[Start of DATASET EXTRACT]
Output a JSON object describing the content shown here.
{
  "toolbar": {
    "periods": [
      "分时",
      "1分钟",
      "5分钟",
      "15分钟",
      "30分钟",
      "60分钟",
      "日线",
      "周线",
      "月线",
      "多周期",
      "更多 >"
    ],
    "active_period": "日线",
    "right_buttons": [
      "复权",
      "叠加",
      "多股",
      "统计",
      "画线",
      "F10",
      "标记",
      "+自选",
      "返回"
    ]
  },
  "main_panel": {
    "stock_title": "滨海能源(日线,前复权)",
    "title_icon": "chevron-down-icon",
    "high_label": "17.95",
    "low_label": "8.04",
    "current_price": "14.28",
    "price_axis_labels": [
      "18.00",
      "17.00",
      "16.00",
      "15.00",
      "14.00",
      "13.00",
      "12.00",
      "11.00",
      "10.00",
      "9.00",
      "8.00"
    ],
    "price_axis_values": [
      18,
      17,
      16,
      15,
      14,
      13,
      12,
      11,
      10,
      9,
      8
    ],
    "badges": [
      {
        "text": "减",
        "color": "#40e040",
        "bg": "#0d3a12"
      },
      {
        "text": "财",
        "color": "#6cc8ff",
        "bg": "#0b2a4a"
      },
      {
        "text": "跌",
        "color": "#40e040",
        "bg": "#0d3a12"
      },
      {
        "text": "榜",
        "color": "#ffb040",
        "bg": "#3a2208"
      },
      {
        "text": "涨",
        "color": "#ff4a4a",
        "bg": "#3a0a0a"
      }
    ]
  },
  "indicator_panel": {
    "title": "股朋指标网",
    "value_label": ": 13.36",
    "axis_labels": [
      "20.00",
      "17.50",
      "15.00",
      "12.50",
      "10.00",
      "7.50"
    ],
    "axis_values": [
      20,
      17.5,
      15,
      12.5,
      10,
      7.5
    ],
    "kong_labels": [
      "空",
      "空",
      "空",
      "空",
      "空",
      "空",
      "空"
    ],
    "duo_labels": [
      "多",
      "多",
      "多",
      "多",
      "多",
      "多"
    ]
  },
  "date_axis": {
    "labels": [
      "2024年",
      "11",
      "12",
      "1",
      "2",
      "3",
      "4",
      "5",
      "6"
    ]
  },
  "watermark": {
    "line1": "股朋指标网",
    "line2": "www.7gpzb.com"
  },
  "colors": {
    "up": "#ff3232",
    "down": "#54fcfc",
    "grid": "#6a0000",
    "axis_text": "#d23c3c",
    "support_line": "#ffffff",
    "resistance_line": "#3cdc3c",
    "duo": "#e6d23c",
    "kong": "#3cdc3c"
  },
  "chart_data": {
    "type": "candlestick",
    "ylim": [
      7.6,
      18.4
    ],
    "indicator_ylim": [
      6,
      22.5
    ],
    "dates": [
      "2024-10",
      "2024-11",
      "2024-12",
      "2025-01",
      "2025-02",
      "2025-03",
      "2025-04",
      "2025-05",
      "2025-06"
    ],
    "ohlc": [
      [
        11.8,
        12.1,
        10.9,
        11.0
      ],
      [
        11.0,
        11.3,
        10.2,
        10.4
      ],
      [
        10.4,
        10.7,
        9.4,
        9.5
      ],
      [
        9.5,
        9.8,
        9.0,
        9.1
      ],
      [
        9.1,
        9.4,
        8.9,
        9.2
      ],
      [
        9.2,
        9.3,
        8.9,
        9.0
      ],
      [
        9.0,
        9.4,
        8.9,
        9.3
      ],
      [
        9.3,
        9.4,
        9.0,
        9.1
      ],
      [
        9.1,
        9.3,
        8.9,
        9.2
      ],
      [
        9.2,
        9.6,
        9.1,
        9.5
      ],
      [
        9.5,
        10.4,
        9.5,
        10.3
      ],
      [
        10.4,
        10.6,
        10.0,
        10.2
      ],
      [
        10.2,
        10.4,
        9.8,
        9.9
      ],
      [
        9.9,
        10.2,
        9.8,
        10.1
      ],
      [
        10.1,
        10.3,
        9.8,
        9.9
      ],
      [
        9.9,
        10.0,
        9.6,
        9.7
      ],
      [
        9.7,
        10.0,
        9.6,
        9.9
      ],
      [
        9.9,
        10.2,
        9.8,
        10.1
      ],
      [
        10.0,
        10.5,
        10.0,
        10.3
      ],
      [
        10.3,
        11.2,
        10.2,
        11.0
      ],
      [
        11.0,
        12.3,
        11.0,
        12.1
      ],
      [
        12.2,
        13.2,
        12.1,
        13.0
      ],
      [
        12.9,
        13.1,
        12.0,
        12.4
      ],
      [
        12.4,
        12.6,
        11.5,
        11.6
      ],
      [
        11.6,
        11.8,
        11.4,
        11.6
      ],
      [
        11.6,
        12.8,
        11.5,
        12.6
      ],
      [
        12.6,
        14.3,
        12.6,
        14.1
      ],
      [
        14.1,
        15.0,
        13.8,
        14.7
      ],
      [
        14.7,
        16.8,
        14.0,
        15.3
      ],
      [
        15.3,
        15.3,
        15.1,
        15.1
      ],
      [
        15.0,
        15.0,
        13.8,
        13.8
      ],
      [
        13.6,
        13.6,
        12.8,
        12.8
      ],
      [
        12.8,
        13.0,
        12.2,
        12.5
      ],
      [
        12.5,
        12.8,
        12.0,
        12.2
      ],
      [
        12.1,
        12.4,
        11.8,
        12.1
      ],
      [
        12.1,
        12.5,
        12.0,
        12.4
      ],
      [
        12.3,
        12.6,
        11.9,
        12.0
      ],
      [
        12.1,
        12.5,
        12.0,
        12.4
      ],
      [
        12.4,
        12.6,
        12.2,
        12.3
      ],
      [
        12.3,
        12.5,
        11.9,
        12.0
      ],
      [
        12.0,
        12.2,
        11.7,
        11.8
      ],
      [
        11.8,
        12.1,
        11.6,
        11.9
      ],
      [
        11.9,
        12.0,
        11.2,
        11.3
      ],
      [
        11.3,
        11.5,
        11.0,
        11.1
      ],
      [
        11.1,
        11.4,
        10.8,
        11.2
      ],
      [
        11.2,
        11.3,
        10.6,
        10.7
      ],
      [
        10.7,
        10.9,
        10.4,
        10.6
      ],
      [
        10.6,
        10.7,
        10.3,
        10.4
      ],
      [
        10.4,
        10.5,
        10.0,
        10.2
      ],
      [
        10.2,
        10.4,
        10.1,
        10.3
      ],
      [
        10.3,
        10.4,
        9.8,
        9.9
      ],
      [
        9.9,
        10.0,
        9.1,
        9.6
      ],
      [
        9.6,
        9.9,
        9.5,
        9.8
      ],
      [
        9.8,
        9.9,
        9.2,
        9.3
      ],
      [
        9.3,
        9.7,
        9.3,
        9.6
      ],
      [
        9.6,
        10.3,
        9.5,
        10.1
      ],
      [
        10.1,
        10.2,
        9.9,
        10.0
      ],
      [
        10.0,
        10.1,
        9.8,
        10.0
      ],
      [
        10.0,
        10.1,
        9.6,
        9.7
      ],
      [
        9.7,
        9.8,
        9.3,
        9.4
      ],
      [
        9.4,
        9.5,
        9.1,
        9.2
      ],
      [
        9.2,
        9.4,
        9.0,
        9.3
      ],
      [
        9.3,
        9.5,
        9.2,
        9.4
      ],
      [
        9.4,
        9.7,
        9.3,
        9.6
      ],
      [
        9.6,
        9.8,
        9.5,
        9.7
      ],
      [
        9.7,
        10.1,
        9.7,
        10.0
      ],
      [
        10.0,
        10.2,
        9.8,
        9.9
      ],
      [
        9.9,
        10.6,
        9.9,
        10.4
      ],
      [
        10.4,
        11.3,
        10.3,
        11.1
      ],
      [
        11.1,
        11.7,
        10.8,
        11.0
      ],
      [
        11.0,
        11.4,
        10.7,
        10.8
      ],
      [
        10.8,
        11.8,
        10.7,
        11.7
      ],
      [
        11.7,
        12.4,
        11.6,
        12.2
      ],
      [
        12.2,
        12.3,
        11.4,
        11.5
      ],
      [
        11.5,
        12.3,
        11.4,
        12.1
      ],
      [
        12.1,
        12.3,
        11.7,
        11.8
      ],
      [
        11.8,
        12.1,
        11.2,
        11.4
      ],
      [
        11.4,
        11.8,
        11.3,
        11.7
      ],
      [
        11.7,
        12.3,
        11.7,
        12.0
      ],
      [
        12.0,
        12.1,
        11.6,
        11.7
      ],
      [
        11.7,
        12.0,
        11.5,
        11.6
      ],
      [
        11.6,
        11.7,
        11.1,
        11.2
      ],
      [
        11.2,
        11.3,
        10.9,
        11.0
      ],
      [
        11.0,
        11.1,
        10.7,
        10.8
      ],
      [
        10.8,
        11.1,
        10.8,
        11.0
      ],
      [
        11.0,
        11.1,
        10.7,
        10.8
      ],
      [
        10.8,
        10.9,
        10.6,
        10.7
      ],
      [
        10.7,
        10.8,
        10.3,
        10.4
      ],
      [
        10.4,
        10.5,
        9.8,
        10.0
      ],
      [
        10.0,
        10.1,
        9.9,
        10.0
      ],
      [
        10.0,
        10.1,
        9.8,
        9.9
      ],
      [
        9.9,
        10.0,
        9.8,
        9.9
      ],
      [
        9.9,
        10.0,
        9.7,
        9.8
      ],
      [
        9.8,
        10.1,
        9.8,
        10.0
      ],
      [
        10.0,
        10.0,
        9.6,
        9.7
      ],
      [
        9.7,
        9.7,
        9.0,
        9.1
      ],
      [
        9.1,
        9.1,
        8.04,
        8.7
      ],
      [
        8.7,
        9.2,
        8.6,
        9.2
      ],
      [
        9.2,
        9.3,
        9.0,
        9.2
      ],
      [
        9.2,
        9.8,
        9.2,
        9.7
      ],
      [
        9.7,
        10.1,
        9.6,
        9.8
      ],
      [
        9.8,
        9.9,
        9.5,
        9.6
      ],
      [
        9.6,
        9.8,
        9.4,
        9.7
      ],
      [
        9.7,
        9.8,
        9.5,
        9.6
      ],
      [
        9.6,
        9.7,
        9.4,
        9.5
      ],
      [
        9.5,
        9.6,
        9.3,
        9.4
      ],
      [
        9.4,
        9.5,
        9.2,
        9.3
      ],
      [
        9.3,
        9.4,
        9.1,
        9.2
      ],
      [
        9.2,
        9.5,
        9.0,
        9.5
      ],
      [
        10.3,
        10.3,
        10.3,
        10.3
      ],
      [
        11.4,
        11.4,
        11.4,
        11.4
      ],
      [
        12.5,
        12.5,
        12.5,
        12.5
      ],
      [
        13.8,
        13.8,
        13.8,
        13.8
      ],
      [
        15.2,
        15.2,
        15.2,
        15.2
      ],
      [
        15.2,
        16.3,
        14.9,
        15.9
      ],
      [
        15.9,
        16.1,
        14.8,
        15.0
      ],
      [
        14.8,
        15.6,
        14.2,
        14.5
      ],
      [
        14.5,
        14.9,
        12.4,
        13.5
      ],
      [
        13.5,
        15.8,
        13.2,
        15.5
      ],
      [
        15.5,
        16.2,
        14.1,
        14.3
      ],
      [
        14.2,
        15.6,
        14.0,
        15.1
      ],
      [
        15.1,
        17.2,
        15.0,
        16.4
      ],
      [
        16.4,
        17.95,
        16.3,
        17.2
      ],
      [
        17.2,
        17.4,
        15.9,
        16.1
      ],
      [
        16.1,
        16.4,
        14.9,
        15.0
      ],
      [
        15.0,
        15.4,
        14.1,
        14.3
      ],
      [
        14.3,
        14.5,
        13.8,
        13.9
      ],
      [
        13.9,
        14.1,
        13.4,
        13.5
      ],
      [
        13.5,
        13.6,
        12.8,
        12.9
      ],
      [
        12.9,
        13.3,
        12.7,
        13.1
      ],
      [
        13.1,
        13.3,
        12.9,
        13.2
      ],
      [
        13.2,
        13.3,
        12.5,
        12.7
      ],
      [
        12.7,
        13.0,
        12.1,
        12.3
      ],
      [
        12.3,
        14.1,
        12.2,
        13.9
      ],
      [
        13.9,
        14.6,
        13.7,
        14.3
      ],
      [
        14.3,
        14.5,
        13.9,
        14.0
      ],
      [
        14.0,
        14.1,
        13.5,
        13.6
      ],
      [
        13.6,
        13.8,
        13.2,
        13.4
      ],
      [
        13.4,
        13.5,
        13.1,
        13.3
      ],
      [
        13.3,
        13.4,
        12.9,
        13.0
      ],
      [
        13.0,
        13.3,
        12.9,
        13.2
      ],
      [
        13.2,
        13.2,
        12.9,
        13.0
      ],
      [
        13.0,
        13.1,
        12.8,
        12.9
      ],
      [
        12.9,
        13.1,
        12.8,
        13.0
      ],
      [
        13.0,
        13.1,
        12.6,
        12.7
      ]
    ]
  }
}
[End of DATASET EXTRACT]
Pick out every line with the string "down" and copy it.

RESPONSE TO THE EXERCISE -
    "title_icon": "chevron-down-icon",
    "down": "#54fcfc",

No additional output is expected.